▶ [What the task requires] Return each line of the listing that contains the string "this".

## Start

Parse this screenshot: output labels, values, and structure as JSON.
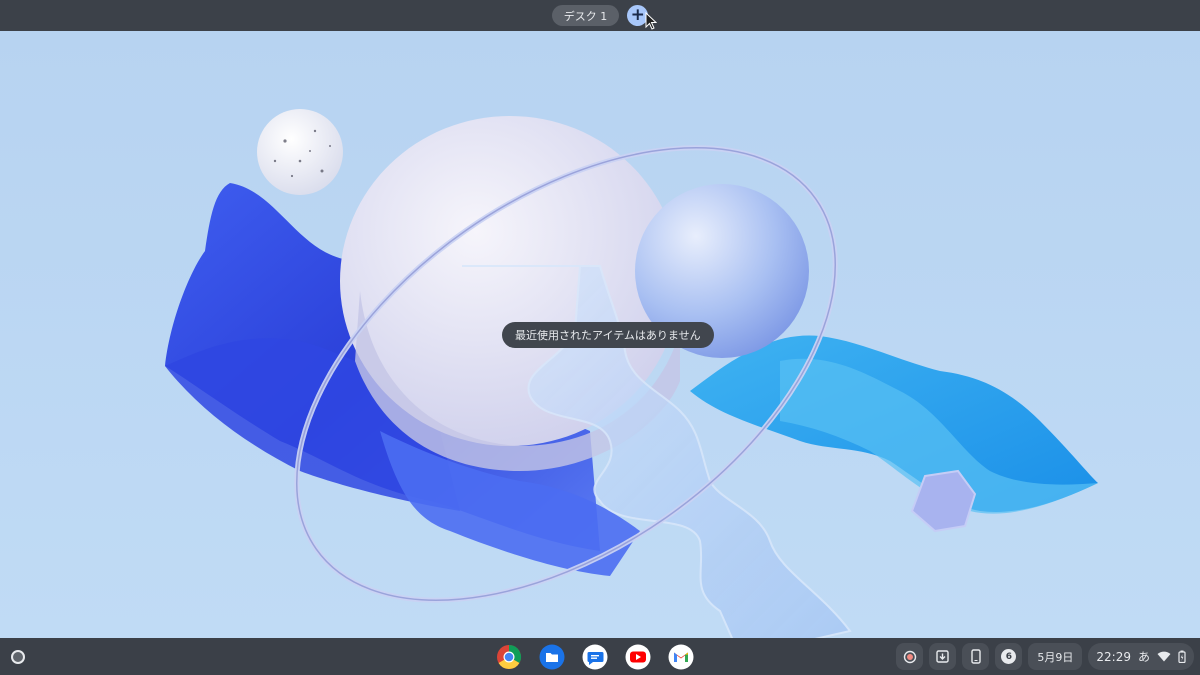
{
  "desk_bar": {
    "desk_label": "デスク 1",
    "add_desk_symbol": "+"
  },
  "toast": {
    "message": "最近使用されたアイテムはありません"
  },
  "shelf": {
    "launcher_icon": "launcher-circle-icon",
    "pinned_apps": [
      {
        "name": "Chrome",
        "icon": "chrome-icon"
      },
      {
        "name": "Files",
        "icon": "files-icon"
      },
      {
        "name": "Messages",
        "icon": "messages-icon"
      },
      {
        "name": "YouTube",
        "icon": "youtube-icon"
      },
      {
        "name": "Gmail",
        "icon": "gmail-icon"
      }
    ],
    "tray": {
      "screen_record_icon": "screen-record-icon",
      "clipboard_icon": "holding-space-icon",
      "phone_icon": "phone-hub-icon",
      "notification_count": "6",
      "date": "5月9日",
      "time": "22:29",
      "ime": "あ",
      "wifi_icon": "wifi-icon",
      "battery_icon": "battery-icon"
    }
  },
  "colors": {
    "shelf_bg": "#3b4048",
    "accent_blue": "#a8c7fa",
    "wallpaper_bg": "#b9d6f2"
  }
}
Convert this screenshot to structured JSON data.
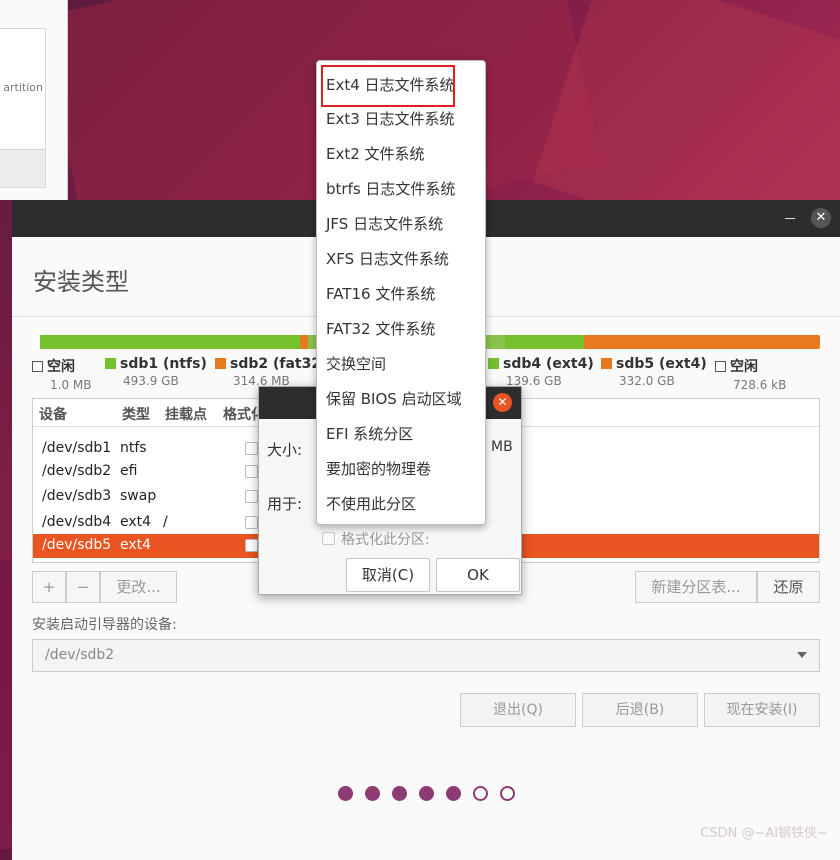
{
  "window": {
    "heading": "安装类型",
    "close_glyph": "✕"
  },
  "background_window": {
    "partial_text": "artition"
  },
  "partition_bar": [
    {
      "name": "空闲",
      "size": "1.0 MB",
      "color": "#ffffff",
      "fraction": 0.01
    },
    {
      "name": "sdb1 (ntfs)",
      "size": "493.9 GB",
      "color": "#73c12d",
      "fraction": 0.33
    },
    {
      "name": "sdb2 (fat32)",
      "size": "314.6 MB",
      "color": "#e8791e",
      "fraction": 0.01
    },
    {
      "name": "sdb3",
      "size": "",
      "color": "#8bc34a",
      "fraction": 0.25
    },
    {
      "name": "sdb4 (ext4)",
      "size": "139.6 GB",
      "color": "#73c12d",
      "fraction": 0.1
    },
    {
      "name": "sdb5 (ext4)",
      "size": "332.0 GB",
      "color": "#e8791e",
      "fraction": 0.3
    }
  ],
  "legend": [
    {
      "name": "空闲",
      "size": "1.0 MB",
      "color": "#ffffff"
    },
    {
      "name": "sdb1 (ntfs)",
      "size": "493.9 GB",
      "color": "#73c12d"
    },
    {
      "name": "sdb2 (fat32)",
      "size": "314.6 MB",
      "color": "#e8791e"
    },
    {
      "name": "sdb4 (ext4)",
      "size": "139.6 GB",
      "color": "#73c12d"
    },
    {
      "name": "sdb5 (ext4)",
      "size": "332.0 GB",
      "color": "#e8791e"
    },
    {
      "name": "空闲",
      "size": "728.6 kB",
      "color": "#ffffff"
    }
  ],
  "table": {
    "headers": [
      "设备",
      "类型",
      "挂载点",
      "格式化"
    ],
    "rows": [
      {
        "device": "/dev/sdb1",
        "type": "ntfs",
        "mount": ""
      },
      {
        "device": "/dev/sdb2",
        "type": "efi",
        "mount": ""
      },
      {
        "device": "/dev/sdb3",
        "type": "swap",
        "mount": ""
      },
      {
        "device": "/dev/sdb4",
        "type": "ext4",
        "mount": "/"
      },
      {
        "device": "/dev/sdb5",
        "type": "ext4",
        "mount": ""
      }
    ]
  },
  "toolbar": {
    "add": "+",
    "remove": "−",
    "change": "更改...",
    "new_table": "新建分区表...",
    "revert": "还原"
  },
  "boot_loader": {
    "label": "安装启动引导器的设备:",
    "value": "/dev/sdb2"
  },
  "bottom_buttons": {
    "quit": "退出(Q)",
    "back": "后退(B)",
    "install": "现在安装(I)"
  },
  "progress": {
    "current_step": 5,
    "total_steps": 7
  },
  "dialog": {
    "size_label": "大小:",
    "size_unit": "MB",
    "use_as_label": "用于:",
    "format_label": "格式化此分区:",
    "cancel": "取消(C)",
    "ok": "OK",
    "close_glyph": "✕"
  },
  "menu": {
    "items": [
      "Ext4 日志文件系统",
      "Ext3 日志文件系统",
      "Ext2 文件系统",
      "btrfs 日志文件系统",
      "JFS 日志文件系统",
      "XFS 日志文件系统",
      "FAT16 文件系统",
      "FAT32 文件系统",
      "交换空间",
      "保留 BIOS 启动区域",
      "EFI 系统分区",
      "要加密的物理卷",
      "不使用此分区"
    ],
    "highlight_color": "#e02020"
  },
  "watermark": "CSDN @~AI钢铁侠~"
}
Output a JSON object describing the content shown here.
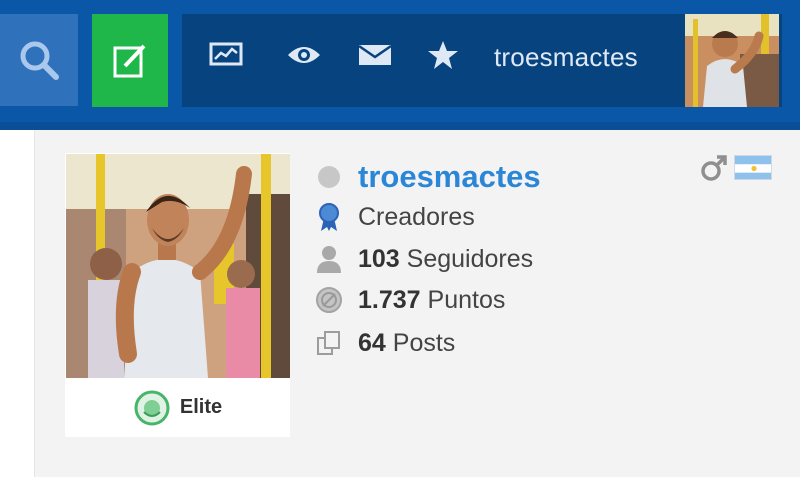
{
  "nav": {
    "username": "troesmactes",
    "icons": [
      "search-icon",
      "new-post-icon",
      "stats-icon",
      "eye-icon",
      "mail-icon",
      "star-icon"
    ]
  },
  "profile": {
    "username": "troesmactes",
    "group": "Creadores",
    "followers_count": "103",
    "followers_label": "Seguidores",
    "points_count": "1.737",
    "points_label": "Puntos",
    "posts_count": "64",
    "posts_label": "Posts",
    "rank": "Elite",
    "gender": "male",
    "country": "Argentina"
  },
  "colors": {
    "topbar": "#0a57a8",
    "nav_strip": "#07447f",
    "search_button": "#2f71bb",
    "new_post_button": "#1fb74a",
    "username": "#2a86d6",
    "card_background": "#f3f3f3"
  }
}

## End

▶ [Expected answer]
Parse this screenshot: output labels, values, and structure as JSON.
Convert this screenshot to structured JSON data.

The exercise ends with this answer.